╭─ EXCERPTED TEXT

EXH. 1, AGREEMENT § 1.4 (emphasis added). Section 1.4 contemplates the existence of at most two balance sheets: the unaudited balance sheet (referred to in § 1.4 as the "Closing Balance Sheet"), and the audited balance sheet (referred to in § 1.4 as the "audited Closing Balance Sheet").

Buyer and Seller dispute the amount of Net Liability because they do not agree which balance sheet is the Final Closing Balance Sheet. Buyer initially took the position that the Final Closing Balance Sheet is the unaudited balance sheet, under which Buyer owes Seller $49,862.56. EXH. 12, 13. Seller contends the Final Closing Balance Sheet is the audited closing balance, under which Buyer owes Seller $241,067.00. Neither party claims that the Agreement was terminated under § 9.1 ("Termination").

The Closing Date was March 15, 2004. Six months later, Buyer still had not delivered the unaudited balance sheet. See AGREEMENT § 1.4 (" Promptly following the Closing Date, Buyer shall deliver to Seller an unaudited balance sheet. . . .") (emphasis added). Seller filed a motion to compel Buyer to perform under the Agreement. DOC. # 1880. At the hearing to consider that motion, the parties reached an agreement. DOC. # 2001 ("Agreed Order"). Under the Agreed Order, Buyer had until December 17, 2004 to deliver the unaudited balance sheet. Buyer also agreed to not challenge the independence of Deloitte Touche LLP ("Deloitte") if Seller objects to the unaudited balance sheet.

╰─
╭─ DATA ENTRIES

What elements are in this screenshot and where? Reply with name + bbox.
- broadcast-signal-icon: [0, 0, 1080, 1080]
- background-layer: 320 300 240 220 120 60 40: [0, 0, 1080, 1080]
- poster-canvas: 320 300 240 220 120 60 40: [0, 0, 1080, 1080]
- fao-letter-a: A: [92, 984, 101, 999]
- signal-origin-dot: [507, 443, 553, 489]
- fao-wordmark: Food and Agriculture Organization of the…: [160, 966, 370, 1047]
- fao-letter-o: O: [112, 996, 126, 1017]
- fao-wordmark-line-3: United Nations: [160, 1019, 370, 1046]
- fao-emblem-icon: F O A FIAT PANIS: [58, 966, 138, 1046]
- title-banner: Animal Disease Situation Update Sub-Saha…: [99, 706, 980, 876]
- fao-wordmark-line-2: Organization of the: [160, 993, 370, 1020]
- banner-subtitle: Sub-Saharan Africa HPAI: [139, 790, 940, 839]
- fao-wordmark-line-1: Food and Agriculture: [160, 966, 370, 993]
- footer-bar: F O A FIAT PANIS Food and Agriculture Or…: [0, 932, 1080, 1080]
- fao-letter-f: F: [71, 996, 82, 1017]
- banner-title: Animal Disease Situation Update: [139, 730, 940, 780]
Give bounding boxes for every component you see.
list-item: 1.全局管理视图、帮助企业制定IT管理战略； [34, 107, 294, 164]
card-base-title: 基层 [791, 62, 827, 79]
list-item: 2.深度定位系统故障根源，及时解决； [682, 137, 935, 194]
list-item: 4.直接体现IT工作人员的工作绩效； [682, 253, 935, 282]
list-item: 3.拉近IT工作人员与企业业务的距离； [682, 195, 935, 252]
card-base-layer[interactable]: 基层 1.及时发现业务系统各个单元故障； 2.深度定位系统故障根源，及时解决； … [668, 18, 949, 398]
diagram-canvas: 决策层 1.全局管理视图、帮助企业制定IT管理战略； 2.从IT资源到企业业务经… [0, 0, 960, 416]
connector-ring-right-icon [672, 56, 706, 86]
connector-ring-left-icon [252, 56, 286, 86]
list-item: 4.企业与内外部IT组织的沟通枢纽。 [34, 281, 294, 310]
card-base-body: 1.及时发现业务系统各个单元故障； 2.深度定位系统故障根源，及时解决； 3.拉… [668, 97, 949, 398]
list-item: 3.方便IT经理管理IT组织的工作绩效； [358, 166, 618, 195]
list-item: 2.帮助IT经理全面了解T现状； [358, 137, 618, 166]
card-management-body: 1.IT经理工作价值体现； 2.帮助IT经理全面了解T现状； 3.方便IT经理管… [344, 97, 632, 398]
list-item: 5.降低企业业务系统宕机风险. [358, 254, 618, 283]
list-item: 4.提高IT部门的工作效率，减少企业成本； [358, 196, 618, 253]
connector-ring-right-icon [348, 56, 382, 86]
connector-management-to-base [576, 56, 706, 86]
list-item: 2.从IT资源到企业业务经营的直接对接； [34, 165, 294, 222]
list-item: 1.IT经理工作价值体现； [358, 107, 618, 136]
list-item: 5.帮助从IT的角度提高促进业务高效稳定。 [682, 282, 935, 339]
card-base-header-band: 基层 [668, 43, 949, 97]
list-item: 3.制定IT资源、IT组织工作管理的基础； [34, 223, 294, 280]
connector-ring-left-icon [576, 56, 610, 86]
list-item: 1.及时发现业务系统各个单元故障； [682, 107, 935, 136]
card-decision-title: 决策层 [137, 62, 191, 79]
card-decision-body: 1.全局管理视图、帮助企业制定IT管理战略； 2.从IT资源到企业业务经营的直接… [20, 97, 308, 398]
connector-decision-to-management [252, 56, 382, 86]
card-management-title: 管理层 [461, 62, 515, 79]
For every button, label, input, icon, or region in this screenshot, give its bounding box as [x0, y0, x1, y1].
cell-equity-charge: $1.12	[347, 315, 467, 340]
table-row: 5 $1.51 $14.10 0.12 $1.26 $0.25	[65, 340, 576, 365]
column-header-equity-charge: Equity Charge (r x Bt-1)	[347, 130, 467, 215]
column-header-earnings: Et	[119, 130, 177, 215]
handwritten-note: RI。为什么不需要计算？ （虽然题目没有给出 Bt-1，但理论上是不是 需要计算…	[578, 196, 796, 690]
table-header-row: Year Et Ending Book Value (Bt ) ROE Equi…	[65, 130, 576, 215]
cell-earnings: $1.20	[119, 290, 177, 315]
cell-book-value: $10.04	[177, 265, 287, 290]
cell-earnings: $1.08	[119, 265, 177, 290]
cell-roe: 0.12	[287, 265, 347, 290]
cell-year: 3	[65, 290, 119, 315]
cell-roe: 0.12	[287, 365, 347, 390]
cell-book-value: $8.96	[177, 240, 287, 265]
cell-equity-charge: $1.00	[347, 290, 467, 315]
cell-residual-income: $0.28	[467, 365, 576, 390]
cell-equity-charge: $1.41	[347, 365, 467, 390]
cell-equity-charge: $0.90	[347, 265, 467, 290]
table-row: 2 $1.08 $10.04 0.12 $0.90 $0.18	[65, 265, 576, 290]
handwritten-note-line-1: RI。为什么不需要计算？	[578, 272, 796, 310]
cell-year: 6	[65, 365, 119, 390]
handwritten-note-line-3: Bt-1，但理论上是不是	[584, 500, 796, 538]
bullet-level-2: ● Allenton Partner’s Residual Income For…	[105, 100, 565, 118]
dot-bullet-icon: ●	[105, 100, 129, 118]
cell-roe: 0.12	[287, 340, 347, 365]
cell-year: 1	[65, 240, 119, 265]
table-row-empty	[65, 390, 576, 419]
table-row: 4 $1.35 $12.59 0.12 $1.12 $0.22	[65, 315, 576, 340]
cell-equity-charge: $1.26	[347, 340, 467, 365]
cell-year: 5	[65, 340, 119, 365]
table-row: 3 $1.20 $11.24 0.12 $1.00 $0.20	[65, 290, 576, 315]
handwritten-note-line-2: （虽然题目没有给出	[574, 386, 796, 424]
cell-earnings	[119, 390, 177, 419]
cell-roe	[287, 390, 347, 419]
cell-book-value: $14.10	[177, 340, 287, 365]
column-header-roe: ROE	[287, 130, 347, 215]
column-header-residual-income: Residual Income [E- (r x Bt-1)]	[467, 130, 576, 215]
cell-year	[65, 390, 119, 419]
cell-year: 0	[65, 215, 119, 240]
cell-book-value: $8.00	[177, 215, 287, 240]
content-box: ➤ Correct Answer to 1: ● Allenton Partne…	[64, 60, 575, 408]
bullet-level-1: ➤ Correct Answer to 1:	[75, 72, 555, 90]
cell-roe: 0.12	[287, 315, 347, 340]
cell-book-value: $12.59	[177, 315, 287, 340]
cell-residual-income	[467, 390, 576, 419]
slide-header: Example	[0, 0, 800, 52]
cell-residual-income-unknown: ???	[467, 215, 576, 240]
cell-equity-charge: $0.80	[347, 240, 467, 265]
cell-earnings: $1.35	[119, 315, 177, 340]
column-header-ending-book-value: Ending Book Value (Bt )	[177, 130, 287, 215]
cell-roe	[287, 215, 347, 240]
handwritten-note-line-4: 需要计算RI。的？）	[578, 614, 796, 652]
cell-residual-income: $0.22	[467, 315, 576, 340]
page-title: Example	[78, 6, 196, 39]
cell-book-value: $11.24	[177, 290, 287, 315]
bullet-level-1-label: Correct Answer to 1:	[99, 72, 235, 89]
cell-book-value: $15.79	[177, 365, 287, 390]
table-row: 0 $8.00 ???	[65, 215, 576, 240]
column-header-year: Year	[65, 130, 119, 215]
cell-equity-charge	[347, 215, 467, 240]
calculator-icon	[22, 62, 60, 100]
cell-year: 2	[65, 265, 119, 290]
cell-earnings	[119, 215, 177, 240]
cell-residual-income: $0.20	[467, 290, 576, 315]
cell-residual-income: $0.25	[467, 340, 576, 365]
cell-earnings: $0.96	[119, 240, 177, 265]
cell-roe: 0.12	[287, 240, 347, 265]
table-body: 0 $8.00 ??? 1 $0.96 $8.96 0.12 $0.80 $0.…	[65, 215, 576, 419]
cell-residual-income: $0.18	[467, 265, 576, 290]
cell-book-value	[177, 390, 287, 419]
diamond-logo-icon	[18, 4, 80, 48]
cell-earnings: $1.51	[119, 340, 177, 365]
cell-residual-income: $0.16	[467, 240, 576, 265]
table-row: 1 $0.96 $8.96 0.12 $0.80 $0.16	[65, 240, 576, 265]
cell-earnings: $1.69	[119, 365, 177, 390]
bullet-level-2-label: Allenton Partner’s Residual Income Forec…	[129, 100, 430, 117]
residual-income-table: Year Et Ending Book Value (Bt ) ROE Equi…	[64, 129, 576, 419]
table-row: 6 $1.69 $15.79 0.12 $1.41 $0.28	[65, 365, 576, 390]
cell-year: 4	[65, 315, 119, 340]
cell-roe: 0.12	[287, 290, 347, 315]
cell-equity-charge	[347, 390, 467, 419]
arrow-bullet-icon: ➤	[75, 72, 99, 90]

╰─

- YOUR GOAL -
Answer these questions from the excerpt on the balance sheet dispute:
1. How much does Buyer owe Seller if the unaudited balance sheet is the Final Closing Balance Sheet?
2. What was the Closing Date?
3. Under the Agreed Order, by what date did Buyer have to deliver the unaudited balance sheet?

- RESPONSE -
1. $49,862.56
2. March 15, 2004
3. December 17, 2004